The task -
What is the number of lines in the data holding the word "berilgan"? Give that number by itself.

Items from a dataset
● ● ●

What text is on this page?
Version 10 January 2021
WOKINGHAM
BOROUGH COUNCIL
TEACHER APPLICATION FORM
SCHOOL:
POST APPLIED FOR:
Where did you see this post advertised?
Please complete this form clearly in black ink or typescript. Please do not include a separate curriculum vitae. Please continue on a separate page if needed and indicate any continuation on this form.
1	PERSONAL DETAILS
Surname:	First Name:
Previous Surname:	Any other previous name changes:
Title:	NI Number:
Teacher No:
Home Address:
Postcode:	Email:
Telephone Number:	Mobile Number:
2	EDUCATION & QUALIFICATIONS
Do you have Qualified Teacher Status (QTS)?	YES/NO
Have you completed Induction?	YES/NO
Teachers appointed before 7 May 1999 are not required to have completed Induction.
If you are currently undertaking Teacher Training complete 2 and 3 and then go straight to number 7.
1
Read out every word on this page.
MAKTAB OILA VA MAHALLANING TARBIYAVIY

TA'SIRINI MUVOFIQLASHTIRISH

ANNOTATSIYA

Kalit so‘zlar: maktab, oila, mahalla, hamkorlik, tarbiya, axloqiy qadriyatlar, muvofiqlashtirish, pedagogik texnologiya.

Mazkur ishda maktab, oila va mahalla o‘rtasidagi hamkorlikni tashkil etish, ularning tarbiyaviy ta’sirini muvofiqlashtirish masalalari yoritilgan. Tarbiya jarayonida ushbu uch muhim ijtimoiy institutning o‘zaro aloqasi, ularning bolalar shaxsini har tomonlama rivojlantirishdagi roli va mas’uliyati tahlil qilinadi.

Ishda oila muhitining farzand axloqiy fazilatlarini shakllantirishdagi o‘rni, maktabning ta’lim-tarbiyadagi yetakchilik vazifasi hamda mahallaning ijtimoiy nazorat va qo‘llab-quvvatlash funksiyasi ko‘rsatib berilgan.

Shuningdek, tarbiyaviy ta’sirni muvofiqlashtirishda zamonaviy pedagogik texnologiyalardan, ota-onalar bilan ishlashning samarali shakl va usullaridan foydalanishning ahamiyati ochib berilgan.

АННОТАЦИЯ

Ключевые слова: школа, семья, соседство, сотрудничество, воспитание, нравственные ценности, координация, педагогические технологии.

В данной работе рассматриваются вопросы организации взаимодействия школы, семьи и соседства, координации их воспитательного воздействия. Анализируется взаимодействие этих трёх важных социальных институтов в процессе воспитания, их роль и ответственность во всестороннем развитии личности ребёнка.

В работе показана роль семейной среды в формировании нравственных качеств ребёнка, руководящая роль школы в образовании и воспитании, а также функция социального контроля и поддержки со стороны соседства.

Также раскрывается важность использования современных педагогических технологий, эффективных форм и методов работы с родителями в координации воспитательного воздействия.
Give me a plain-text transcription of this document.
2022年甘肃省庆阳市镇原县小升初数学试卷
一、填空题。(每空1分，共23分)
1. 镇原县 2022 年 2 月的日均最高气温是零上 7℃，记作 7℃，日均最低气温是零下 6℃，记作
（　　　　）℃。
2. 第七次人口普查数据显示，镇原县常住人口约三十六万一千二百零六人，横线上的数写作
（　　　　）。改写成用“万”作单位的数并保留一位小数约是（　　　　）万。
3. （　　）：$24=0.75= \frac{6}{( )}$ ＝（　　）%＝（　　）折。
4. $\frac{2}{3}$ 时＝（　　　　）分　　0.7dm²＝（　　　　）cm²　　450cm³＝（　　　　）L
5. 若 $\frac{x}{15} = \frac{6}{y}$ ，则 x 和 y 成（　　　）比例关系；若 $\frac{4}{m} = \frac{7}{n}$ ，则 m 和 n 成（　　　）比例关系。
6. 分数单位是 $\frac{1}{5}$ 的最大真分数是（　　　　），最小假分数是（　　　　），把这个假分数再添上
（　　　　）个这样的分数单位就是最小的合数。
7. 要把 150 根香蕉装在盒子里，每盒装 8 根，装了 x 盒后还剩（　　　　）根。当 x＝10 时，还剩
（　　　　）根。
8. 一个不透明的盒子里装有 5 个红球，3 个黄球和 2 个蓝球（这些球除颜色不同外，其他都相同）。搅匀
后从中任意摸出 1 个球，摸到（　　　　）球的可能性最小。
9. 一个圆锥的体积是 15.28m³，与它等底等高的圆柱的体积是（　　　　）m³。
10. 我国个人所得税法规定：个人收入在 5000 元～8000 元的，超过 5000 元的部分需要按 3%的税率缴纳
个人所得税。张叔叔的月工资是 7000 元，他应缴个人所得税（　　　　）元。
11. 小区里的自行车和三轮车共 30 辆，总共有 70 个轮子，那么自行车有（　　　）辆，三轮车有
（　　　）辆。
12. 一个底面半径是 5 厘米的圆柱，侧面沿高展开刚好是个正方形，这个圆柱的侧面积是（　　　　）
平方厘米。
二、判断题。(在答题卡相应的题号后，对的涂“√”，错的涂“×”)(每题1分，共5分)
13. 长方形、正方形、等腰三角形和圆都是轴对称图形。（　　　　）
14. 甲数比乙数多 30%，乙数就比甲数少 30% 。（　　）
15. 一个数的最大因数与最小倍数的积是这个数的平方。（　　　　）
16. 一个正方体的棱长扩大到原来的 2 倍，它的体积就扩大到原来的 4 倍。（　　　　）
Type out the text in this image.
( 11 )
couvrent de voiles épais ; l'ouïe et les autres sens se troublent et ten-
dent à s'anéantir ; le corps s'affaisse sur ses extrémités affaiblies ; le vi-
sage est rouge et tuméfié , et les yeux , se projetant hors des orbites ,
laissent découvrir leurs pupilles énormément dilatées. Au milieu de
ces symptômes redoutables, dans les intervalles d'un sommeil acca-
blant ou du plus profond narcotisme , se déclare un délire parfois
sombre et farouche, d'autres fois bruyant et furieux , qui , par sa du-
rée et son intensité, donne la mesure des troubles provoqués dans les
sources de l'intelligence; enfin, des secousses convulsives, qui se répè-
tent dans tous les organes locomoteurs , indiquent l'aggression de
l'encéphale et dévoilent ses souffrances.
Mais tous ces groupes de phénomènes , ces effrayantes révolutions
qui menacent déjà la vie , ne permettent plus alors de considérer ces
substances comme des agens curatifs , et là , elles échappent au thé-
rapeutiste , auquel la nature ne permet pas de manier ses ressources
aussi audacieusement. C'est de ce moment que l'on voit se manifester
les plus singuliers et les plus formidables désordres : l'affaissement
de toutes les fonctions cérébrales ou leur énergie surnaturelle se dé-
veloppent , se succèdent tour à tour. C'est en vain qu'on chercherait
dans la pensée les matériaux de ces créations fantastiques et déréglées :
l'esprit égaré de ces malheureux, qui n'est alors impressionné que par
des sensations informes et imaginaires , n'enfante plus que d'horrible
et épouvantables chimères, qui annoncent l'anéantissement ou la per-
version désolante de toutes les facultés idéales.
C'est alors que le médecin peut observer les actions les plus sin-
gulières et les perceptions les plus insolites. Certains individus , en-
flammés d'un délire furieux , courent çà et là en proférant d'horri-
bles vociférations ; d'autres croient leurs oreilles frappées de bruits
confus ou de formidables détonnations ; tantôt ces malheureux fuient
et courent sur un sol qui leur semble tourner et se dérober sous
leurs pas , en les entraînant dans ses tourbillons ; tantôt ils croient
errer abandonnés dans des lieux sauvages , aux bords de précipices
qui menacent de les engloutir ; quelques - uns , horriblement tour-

● ● ●

Written solution -
2